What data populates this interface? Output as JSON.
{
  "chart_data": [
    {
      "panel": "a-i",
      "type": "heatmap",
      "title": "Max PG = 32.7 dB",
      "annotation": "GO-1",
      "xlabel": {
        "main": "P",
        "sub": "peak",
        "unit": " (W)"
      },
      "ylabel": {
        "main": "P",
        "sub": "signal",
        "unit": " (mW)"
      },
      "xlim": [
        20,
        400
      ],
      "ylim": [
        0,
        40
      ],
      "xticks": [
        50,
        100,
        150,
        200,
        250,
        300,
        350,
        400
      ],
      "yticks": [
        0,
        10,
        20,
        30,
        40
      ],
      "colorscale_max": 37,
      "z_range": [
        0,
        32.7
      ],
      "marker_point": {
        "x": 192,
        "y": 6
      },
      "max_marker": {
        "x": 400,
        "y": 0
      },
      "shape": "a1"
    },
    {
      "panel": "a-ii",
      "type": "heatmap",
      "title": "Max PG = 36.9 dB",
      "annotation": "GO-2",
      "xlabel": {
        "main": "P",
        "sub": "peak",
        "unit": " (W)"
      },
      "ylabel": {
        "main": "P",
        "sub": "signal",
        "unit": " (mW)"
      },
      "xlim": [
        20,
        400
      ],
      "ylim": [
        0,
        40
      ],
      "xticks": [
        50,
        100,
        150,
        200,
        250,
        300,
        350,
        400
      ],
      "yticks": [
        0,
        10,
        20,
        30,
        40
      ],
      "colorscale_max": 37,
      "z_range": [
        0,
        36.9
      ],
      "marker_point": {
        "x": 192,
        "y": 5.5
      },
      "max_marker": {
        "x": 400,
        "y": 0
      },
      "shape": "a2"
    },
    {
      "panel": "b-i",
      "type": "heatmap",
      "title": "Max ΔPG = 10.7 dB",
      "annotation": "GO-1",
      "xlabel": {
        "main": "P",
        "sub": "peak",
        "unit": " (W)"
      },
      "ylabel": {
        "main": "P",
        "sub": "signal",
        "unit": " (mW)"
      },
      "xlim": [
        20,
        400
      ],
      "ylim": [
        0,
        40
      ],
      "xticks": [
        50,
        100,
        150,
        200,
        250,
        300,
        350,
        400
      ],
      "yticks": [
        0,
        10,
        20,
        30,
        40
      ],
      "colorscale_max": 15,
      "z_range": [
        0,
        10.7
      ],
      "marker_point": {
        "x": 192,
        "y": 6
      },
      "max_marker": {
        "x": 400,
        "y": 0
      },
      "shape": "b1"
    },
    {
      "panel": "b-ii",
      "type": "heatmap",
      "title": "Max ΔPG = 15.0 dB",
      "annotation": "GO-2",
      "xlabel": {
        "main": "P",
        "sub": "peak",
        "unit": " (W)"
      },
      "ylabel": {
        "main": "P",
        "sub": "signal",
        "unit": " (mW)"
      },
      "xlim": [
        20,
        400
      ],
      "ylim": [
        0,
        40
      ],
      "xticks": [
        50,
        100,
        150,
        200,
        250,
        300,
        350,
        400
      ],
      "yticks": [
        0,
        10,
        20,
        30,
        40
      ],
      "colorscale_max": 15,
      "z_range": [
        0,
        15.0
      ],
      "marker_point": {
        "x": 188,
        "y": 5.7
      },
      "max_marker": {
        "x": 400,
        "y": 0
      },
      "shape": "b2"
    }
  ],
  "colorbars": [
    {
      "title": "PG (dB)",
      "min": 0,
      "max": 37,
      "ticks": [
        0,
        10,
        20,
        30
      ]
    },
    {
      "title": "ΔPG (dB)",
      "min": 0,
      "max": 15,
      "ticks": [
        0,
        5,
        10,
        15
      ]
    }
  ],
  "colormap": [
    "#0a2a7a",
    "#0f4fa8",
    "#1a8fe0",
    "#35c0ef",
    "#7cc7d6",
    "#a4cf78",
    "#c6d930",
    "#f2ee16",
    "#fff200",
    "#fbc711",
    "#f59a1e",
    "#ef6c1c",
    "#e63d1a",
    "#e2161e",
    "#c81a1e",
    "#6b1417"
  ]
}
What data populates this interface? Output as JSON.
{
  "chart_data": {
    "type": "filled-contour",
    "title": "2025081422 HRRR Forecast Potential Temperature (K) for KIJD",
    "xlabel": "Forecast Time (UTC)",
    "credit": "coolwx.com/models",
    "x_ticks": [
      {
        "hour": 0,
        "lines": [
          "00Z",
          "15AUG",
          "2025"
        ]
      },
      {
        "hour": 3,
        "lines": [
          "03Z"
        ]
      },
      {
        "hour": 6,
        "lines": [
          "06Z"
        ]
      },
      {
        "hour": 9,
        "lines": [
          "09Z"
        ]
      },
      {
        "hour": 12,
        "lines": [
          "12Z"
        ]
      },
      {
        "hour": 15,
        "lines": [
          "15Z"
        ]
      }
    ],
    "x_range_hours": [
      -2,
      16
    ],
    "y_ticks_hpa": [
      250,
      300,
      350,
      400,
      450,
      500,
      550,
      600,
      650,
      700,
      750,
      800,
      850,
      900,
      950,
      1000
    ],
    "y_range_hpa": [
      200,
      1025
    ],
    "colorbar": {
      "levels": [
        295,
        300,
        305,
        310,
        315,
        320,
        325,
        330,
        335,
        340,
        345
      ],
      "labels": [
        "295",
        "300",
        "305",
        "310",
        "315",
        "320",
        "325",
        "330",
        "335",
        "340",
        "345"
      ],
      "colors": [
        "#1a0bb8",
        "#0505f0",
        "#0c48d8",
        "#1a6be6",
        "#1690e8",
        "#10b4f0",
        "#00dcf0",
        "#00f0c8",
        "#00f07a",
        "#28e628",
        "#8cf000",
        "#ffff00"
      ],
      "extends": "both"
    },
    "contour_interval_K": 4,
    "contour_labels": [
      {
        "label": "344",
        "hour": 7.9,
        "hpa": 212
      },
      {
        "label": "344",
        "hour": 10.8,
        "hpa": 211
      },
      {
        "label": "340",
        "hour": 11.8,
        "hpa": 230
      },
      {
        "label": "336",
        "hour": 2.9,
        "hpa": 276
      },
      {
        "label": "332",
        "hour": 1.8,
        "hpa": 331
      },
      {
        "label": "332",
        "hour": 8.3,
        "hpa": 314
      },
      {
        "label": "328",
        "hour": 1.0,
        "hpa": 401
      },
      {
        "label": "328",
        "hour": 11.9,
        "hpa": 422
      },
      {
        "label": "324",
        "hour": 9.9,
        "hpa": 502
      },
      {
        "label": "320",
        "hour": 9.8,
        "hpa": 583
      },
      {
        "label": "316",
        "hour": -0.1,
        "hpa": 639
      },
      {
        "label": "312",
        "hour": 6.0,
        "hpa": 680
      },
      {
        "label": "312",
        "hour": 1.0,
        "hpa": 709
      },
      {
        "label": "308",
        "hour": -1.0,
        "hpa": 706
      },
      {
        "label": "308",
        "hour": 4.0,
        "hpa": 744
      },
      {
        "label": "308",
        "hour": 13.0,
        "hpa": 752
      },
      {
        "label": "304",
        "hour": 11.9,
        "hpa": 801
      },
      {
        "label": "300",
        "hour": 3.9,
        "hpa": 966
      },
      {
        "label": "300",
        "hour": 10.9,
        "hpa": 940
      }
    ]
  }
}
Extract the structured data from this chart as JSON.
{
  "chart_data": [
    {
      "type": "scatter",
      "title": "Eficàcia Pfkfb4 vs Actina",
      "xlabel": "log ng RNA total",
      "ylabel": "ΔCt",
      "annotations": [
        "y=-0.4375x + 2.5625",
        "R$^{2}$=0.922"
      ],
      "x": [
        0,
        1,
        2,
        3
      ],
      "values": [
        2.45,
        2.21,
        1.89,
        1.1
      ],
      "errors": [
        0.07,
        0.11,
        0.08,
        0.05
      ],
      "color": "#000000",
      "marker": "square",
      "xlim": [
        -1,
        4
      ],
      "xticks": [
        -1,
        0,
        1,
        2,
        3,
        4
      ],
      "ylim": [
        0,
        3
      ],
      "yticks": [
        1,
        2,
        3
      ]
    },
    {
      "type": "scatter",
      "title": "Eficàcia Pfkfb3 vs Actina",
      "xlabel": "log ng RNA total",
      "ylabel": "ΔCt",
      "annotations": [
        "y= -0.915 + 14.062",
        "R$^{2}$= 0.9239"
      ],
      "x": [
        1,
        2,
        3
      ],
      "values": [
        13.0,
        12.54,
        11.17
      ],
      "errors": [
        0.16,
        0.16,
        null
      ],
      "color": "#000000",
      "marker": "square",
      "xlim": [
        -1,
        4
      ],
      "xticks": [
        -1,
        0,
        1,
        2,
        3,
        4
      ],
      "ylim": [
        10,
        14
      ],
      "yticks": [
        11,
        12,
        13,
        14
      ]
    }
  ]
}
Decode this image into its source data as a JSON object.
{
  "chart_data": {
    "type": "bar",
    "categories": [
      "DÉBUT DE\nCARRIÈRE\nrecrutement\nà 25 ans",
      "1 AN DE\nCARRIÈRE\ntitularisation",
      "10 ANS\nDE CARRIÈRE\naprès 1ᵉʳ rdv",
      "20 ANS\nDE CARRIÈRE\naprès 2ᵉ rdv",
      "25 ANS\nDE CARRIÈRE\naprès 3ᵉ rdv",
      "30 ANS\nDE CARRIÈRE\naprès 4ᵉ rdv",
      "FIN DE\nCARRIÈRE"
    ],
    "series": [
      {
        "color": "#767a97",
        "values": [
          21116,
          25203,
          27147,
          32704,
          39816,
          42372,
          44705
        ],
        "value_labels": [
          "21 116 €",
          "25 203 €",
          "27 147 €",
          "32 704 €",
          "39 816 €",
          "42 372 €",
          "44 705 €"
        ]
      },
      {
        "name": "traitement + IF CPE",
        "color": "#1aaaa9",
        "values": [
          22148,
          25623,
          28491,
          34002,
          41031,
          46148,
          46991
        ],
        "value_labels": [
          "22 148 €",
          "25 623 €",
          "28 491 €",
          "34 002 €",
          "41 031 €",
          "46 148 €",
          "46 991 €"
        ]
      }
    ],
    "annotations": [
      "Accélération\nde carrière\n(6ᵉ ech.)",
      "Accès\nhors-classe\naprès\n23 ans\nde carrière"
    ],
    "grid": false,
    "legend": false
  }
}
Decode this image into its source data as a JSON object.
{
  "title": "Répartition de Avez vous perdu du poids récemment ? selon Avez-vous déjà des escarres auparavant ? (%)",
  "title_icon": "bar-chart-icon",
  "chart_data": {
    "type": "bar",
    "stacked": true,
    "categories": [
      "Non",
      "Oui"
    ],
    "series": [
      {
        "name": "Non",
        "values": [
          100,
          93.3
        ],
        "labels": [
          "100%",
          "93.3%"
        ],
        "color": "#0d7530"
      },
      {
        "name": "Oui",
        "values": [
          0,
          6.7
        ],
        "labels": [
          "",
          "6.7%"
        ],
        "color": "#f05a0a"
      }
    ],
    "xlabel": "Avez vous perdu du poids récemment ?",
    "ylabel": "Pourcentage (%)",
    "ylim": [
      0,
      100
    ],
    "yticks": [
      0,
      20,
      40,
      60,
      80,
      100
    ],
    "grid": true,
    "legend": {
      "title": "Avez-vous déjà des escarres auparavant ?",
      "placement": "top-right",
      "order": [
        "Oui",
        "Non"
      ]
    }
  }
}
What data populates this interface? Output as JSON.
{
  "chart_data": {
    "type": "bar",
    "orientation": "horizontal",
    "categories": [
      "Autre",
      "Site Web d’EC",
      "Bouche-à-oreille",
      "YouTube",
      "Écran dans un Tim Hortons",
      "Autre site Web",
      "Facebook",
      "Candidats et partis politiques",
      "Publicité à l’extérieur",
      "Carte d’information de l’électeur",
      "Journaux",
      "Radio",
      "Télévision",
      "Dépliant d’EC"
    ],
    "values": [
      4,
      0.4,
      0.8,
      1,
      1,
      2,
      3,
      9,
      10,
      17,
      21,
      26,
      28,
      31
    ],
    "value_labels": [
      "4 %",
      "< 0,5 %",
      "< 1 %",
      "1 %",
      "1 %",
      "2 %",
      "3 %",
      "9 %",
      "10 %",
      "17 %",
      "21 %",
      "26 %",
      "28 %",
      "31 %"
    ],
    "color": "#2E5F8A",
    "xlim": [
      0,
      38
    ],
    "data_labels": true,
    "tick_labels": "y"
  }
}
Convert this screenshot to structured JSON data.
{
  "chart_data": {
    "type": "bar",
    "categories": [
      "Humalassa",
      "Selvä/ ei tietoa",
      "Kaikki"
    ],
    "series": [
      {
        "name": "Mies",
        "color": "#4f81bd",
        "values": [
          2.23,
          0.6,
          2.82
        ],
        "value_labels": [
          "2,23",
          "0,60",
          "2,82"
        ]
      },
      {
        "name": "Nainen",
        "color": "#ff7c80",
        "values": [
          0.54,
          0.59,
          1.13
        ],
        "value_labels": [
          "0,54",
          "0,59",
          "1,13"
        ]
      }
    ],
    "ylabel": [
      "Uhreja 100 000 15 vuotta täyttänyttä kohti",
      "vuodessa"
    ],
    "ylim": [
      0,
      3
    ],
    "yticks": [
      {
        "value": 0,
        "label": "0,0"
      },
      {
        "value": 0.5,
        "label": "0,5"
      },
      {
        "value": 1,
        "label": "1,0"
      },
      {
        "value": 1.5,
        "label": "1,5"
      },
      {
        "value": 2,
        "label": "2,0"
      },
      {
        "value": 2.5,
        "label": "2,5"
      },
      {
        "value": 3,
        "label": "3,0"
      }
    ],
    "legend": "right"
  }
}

YOUR TASK:
Copy each line that contains the word "perdu".

REPLY:
  "title": "Répartition de Avez vous perdu du poids récemment ? selon Avez-vous déjà des escarres auparavant ? (%)",
    "xlabel": "Avez vous perdu du poids récemment ?",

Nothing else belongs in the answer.